__YOUR OBJECTIVE__. Repeat the full listing below verbatim and keep the images out.

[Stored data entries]
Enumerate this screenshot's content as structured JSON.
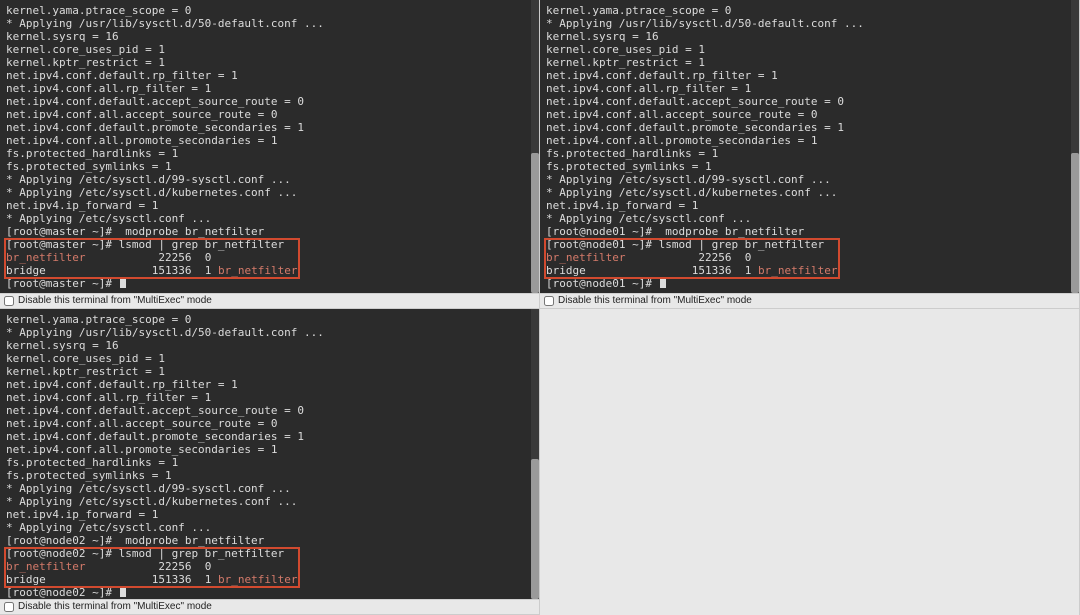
{
  "checkbox_label": "Disable this terminal from \"MultiExec\" mode",
  "sysctl_block": [
    "kernel.yama.ptrace_scope = 0",
    "* Applying /usr/lib/sysctl.d/50-default.conf ...",
    "kernel.sysrq = 16",
    "kernel.core_uses_pid = 1",
    "kernel.kptr_restrict = 1",
    "net.ipv4.conf.default.rp_filter = 1",
    "net.ipv4.conf.all.rp_filter = 1",
    "net.ipv4.conf.default.accept_source_route = 0",
    "net.ipv4.conf.all.accept_source_route = 0",
    "net.ipv4.conf.default.promote_secondaries = 1",
    "net.ipv4.conf.all.promote_secondaries = 1",
    "fs.protected_hardlinks = 1",
    "fs.protected_symlinks = 1",
    "* Applying /etc/sysctl.d/99-sysctl.conf ...",
    "* Applying /etc/sysctl.d/kubernetes.conf ...",
    "net.ipv4.ip_forward = 1",
    "* Applying /etc/sysctl.conf ..."
  ],
  "modprobe_cmd": "modprobe br_netfilter",
  "lsmod_cmd": "lsmod | grep br_netfilter",
  "lsmod_rows": [
    {
      "mod": "br_netfilter",
      "size": "22256",
      "used": "0",
      "by": ""
    },
    {
      "mod": "bridge",
      "size": "151336",
      "used": "1",
      "by": "br_netfilter"
    }
  ],
  "panes": [
    {
      "host": "master",
      "prompt": "[root@master ~]#"
    },
    {
      "host": "node01",
      "prompt": "[root@node01 ~]#"
    },
    {
      "host": "node02",
      "prompt": "[root@node02 ~]#"
    }
  ]
}
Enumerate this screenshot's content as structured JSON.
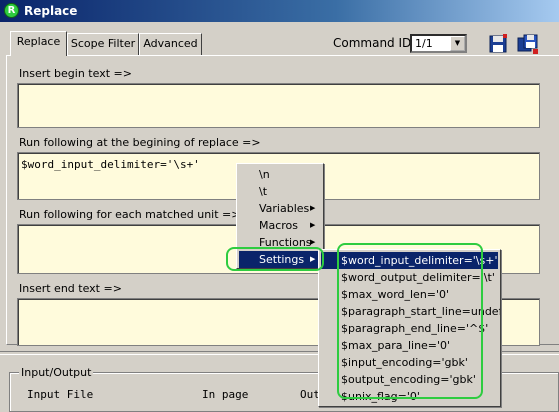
{
  "window": {
    "title": "Replace",
    "icon": "app-logo-icon"
  },
  "tabs": [
    {
      "label": "Replace"
    },
    {
      "label": "Scope Filter"
    },
    {
      "label": "Advanced"
    }
  ],
  "command": {
    "label": "Command ID =>",
    "value": "1/1"
  },
  "toolbar": {
    "icons": [
      "save-icon",
      "save-all-icon"
    ]
  },
  "sections": {
    "begin_label": "Insert begin text =>",
    "begin_value": "",
    "run_begin_label": "Run following at the begining of replace =>",
    "run_begin_value": "$word_input_delimiter='\\s+'",
    "run_each_label": "Run following for each matched unit =>",
    "run_each_value": "",
    "end_label": "Insert end text =>",
    "end_value": ""
  },
  "context_menu": {
    "items": [
      "\\n",
      "\\t",
      "Variables",
      "Macros",
      "Functions",
      "Settings"
    ],
    "selected": "Settings"
  },
  "settings_submenu": {
    "items": [
      "$word_input_delimiter='\\s+'",
      "$word_output_delimiter='\\t'",
      "$max_word_len='0'",
      "$paragraph_start_line=undef",
      "$paragraph_end_line='^$'",
      "$max_para_line='0'",
      "$input_encoding='gbk'",
      "$output_encoding='gbk'",
      "$unix_flag='0'"
    ]
  },
  "io": {
    "group_label": "Input/Output",
    "columns": [
      "Input File",
      "In page",
      "Out"
    ]
  },
  "colors": {
    "field_bg": "#fffbdc",
    "highlight": "#0a246a",
    "annotation_ring": "#2ecc40"
  }
}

__SOLVED EXERCISE__.
Enumerate this screenshot's content as structured JSON.
{
  "checkbox_label": "Disable this terminal from \"MultiExec\" mode",
  "sysctl_block": [
    "kernel.yama.ptrace_scope = 0",
    "* Applying /usr/lib/sysctl.d/50-default.conf ...",
    "kernel.sysrq = 16",
    "kernel.core_uses_pid = 1",
    "kernel.kptr_restrict = 1",
    "net.ipv4.conf.default.rp_filter = 1",
    "net.ipv4.conf.all.rp_filter = 1",
    "net.ipv4.conf.default.accept_source_route = 0",
    "net.ipv4.conf.all.accept_source_route = 0",
    "net.ipv4.conf.default.promote_secondaries = 1",
    "net.ipv4.conf.all.promote_secondaries = 1",
    "fs.protected_hardlinks = 1",
    "fs.protected_symlinks = 1",
    "* Applying /etc/sysctl.d/99-sysctl.conf ...",
    "* Applying /etc/sysctl.d/kubernetes.conf ...",
    "net.ipv4.ip_forward = 1",
    "* Applying /etc/sysctl.conf ..."
  ],
  "modprobe_cmd": "modprobe br_netfilter",
  "lsmod_cmd": "lsmod | grep br_netfilter",
  "lsmod_rows": [
    {
      "mod": "br_netfilter",
      "size": "22256",
      "used": "0",
      "by": ""
    },
    {
      "mod": "bridge",
      "size": "151336",
      "used": "1",
      "by": "br_netfilter"
    }
  ],
  "panes": [
    {
      "host": "master",
      "prompt": "[root@master ~]#"
    },
    {
      "host": "node01",
      "prompt": "[root@node01 ~]#"
    },
    {
      "host": "node02",
      "prompt": "[root@node02 ~]#"
    }
  ]
}
Enumerate this screenshot's content as structured JSON.
{
  "window": {
    "title": "Replace",
    "icon": "app-logo-icon"
  },
  "tabs": [
    {
      "label": "Replace"
    },
    {
      "label": "Scope Filter"
    },
    {
      "label": "Advanced"
    }
  ],
  "command": {
    "label": "Command ID =>",
    "value": "1/1"
  },
  "toolbar": {
    "icons": [
      "save-icon",
      "save-all-icon"
    ]
  },
  "sections": {
    "begin_label": "Insert begin text =>",
    "begin_value": "",
    "run_begin_label": "Run following at the begining of replace =>",
    "run_begin_value": "$word_input_delimiter='\\s+'",
    "run_each_label": "Run following for each matched unit =>",
    "run_each_value": "",
    "end_label": "Insert end text =>",
    "end_value": ""
  },
  "context_menu": {
    "items": [
      "\\n",
      "\\t",
      "Variables",
      "Macros",
      "Functions",
      "Settings"
    ],
    "selected": "Settings"
  },
  "settings_submenu": {
    "items": [
      "$word_input_delimiter='\\s+'",
      "$word_output_delimiter='\\t'",
      "$max_word_len='0'",
      "$paragraph_start_line=undef",
      "$paragraph_end_line='^$'",
      "$max_para_line='0'",
      "$input_encoding='gbk'",
      "$output_encoding='gbk'",
      "$unix_flag='0'"
    ]
  },
  "io": {
    "group_label": "Input/Output",
    "columns": [
      "Input File",
      "In page",
      "Out"
    ]
  },
  "colors": {
    "field_bg": "#fffbdc",
    "highlight": "#0a246a",
    "annotation_ring": "#2ecc40"
  }
}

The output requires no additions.